● ENTRIES:

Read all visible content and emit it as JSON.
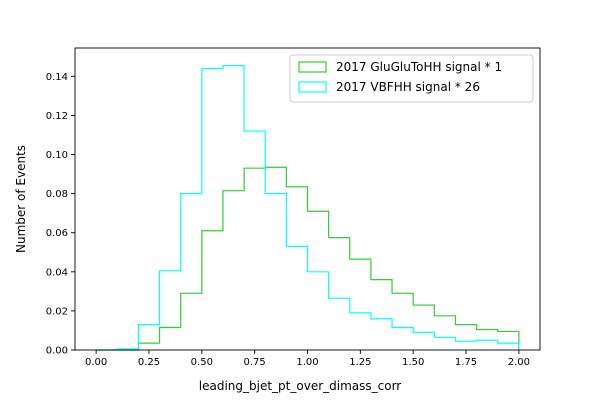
{
  "chart_data": {
    "type": "histogram",
    "title": "",
    "xlabel": "leading_bjet_pt_over_dimass_corr",
    "ylabel": "Number of Events",
    "xlim": [
      -0.1,
      2.1
    ],
    "ylim": [
      0.0,
      0.1545
    ],
    "xticks": [
      0.0,
      0.25,
      0.5,
      0.75,
      1.0,
      1.25,
      1.5,
      1.75,
      2.0
    ],
    "xtick_labels": [
      "0.00",
      "0.25",
      "0.50",
      "0.75",
      "1.00",
      "1.25",
      "1.50",
      "1.75",
      "2.00"
    ],
    "yticks": [
      0.0,
      0.02,
      0.04,
      0.06,
      0.08,
      0.1,
      0.12,
      0.14
    ],
    "ytick_labels": [
      "0.00",
      "0.02",
      "0.04",
      "0.06",
      "0.08",
      "0.10",
      "0.12",
      "0.14"
    ],
    "bin_edges": [
      0.0,
      0.1,
      0.2,
      0.3,
      0.4,
      0.5,
      0.6,
      0.7,
      0.8,
      0.9,
      1.0,
      1.1,
      1.2,
      1.3,
      1.4,
      1.5,
      1.6,
      1.7,
      1.8,
      1.9,
      2.0
    ],
    "grid": false,
    "legend_position": "top-right",
    "series": [
      {
        "name": "2017 GluGluToHH signal * 1",
        "color": "#32cd32",
        "values": [
          0.0,
          0.0,
          0.0035,
          0.0115,
          0.029,
          0.061,
          0.0815,
          0.093,
          0.0935,
          0.0835,
          0.071,
          0.0575,
          0.0465,
          0.036,
          0.029,
          0.023,
          0.0175,
          0.013,
          0.0105,
          0.0095
        ]
      },
      {
        "name": "2017 VBFHH signal * 26",
        "color": "#00ffff",
        "values": [
          0.0,
          0.0005,
          0.013,
          0.0405,
          0.08,
          0.144,
          0.1455,
          0.112,
          0.08,
          0.053,
          0.04,
          0.0265,
          0.019,
          0.016,
          0.0115,
          0.009,
          0.0065,
          0.0045,
          0.005,
          0.0035
        ]
      }
    ]
  }
}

● STATED TASK: Repeat everything in the records precisely. Images are excluded from the copy.

● ANSWER FOR THIS EXERCISE:
Read all visible content and emit it as JSON.
{
  "chart_data": {
    "type": "histogram",
    "title": "",
    "xlabel": "leading_bjet_pt_over_dimass_corr",
    "ylabel": "Number of Events",
    "xlim": [
      -0.1,
      2.1
    ],
    "ylim": [
      0.0,
      0.1545
    ],
    "xticks": [
      0.0,
      0.25,
      0.5,
      0.75,
      1.0,
      1.25,
      1.5,
      1.75,
      2.0
    ],
    "xtick_labels": [
      "0.00",
      "0.25",
      "0.50",
      "0.75",
      "1.00",
      "1.25",
      "1.50",
      "1.75",
      "2.00"
    ],
    "yticks": [
      0.0,
      0.02,
      0.04,
      0.06,
      0.08,
      0.1,
      0.12,
      0.14
    ],
    "ytick_labels": [
      "0.00",
      "0.02",
      "0.04",
      "0.06",
      "0.08",
      "0.10",
      "0.12",
      "0.14"
    ],
    "bin_edges": [
      0.0,
      0.1,
      0.2,
      0.3,
      0.4,
      0.5,
      0.6,
      0.7,
      0.8,
      0.9,
      1.0,
      1.1,
      1.2,
      1.3,
      1.4,
      1.5,
      1.6,
      1.7,
      1.8,
      1.9,
      2.0
    ],
    "grid": false,
    "legend_position": "top-right",
    "series": [
      {
        "name": "2017 GluGluToHH signal * 1",
        "color": "#32cd32",
        "values": [
          0.0,
          0.0,
          0.0035,
          0.0115,
          0.029,
          0.061,
          0.0815,
          0.093,
          0.0935,
          0.0835,
          0.071,
          0.0575,
          0.0465,
          0.036,
          0.029,
          0.023,
          0.0175,
          0.013,
          0.0105,
          0.0095
        ]
      },
      {
        "name": "2017 VBFHH signal * 26",
        "color": "#00ffff",
        "values": [
          0.0,
          0.0005,
          0.013,
          0.0405,
          0.08,
          0.144,
          0.1455,
          0.112,
          0.08,
          0.053,
          0.04,
          0.0265,
          0.019,
          0.016,
          0.0115,
          0.009,
          0.0065,
          0.0045,
          0.005,
          0.0035
        ]
      }
    ]
  }
}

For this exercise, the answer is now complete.